Exercise instructions> Extract each line of the material that follows exactly and omit its pictures.

Dataset extract>
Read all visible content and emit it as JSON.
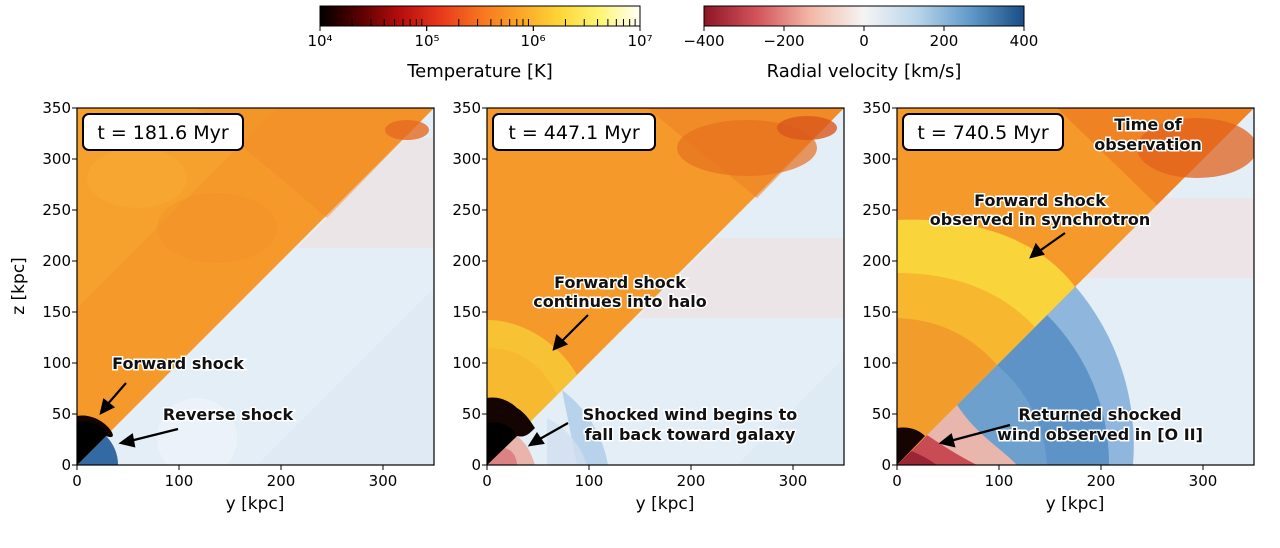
{
  "colorbars": {
    "temperature": {
      "label": "Temperature [K]",
      "ticks": [
        "10⁴",
        "10⁵",
        "10⁶",
        "10⁷"
      ],
      "log_range": [
        4,
        7
      ],
      "colors": [
        "#000000",
        "#5a0000",
        "#b70d0d",
        "#e8381c",
        "#f7731e",
        "#fba528",
        "#fdd738",
        "#fff576",
        "#fffff8"
      ]
    },
    "velocity": {
      "label": "Radial velocity [km/s]",
      "ticks": [
        "−400",
        "−200",
        "0",
        "200",
        "400"
      ],
      "range": [
        -400,
        400
      ],
      "colors": [
        "#8e1527",
        "#d3545c",
        "#f3b8a7",
        "#f4f4f4",
        "#b9d4ea",
        "#5f9ac9",
        "#1a4d87"
      ]
    }
  },
  "axes": {
    "xlabel": "y [kpc]",
    "ylabel": "z [kpc]",
    "range": [
      0,
      350
    ],
    "y_ticks": [
      "0",
      "50",
      "100",
      "150",
      "200",
      "250",
      "300",
      "350"
    ],
    "x_ticks": [
      "0",
      "100",
      "200",
      "300"
    ]
  },
  "panels": [
    {
      "time_label": "t = 181.6 Myr",
      "forward_shock_kpc": 40,
      "annotations": [
        "Forward shock",
        "Reverse shock"
      ]
    },
    {
      "time_label": "t = 447.1 Myr",
      "forward_shock_kpc": 118,
      "annotations": [
        "Forward shock",
        "continues into halo",
        "Shocked wind begins to",
        "fall back toward galaxy"
      ]
    },
    {
      "time_label": "t = 740.5 Myr",
      "forward_shock_kpc": 240,
      "annotations": [
        "Time of",
        "observation",
        "Forward shock",
        "observed in synchrotron",
        "Returned shocked",
        "wind observed in [O II]"
      ]
    }
  ],
  "colors": {
    "hot_gas": "#f59a2a",
    "hot_gas_dark": "#e8741f",
    "shock_yellow": "#f7d43a",
    "halo_blue": "#e3edf6",
    "outflow_blue": "#5b93c6",
    "inflow_red": "#c94c55"
  }
}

Expected answer>
Read all visible content and emit it as JSON.
{
  "colorbars": {
    "temperature": {
      "label": "Temperature [K]",
      "ticks": [
        "10⁴",
        "10⁵",
        "10⁶",
        "10⁷"
      ],
      "log_range": [
        4,
        7
      ],
      "colors": [
        "#000000",
        "#5a0000",
        "#b70d0d",
        "#e8381c",
        "#f7731e",
        "#fba528",
        "#fdd738",
        "#fff576",
        "#fffff8"
      ]
    },
    "velocity": {
      "label": "Radial velocity [km/s]",
      "ticks": [
        "−400",
        "−200",
        "0",
        "200",
        "400"
      ],
      "range": [
        -400,
        400
      ],
      "colors": [
        "#8e1527",
        "#d3545c",
        "#f3b8a7",
        "#f4f4f4",
        "#b9d4ea",
        "#5f9ac9",
        "#1a4d87"
      ]
    }
  },
  "axes": {
    "xlabel": "y [kpc]",
    "ylabel": "z [kpc]",
    "range": [
      0,
      350
    ],
    "y_ticks": [
      "0",
      "50",
      "100",
      "150",
      "200",
      "250",
      "300",
      "350"
    ],
    "x_ticks": [
      "0",
      "100",
      "200",
      "300"
    ]
  },
  "panels": [
    {
      "time_label": "t = 181.6 Myr",
      "forward_shock_kpc": 40,
      "annotations": [
        "Forward shock",
        "Reverse shock"
      ]
    },
    {
      "time_label": "t = 447.1 Myr",
      "forward_shock_kpc": 118,
      "annotations": [
        "Forward shock",
        "continues into halo",
        "Shocked wind begins to",
        "fall back toward galaxy"
      ]
    },
    {
      "time_label": "t = 740.5 Myr",
      "forward_shock_kpc": 240,
      "annotations": [
        "Time of",
        "observation",
        "Forward shock",
        "observed in synchrotron",
        "Returned shocked",
        "wind observed in [O II]"
      ]
    }
  ],
  "colors": {
    "hot_gas": "#f59a2a",
    "hot_gas_dark": "#e8741f",
    "shock_yellow": "#f7d43a",
    "halo_blue": "#e3edf6",
    "outflow_blue": "#5b93c6",
    "inflow_red": "#c94c55"
  }
}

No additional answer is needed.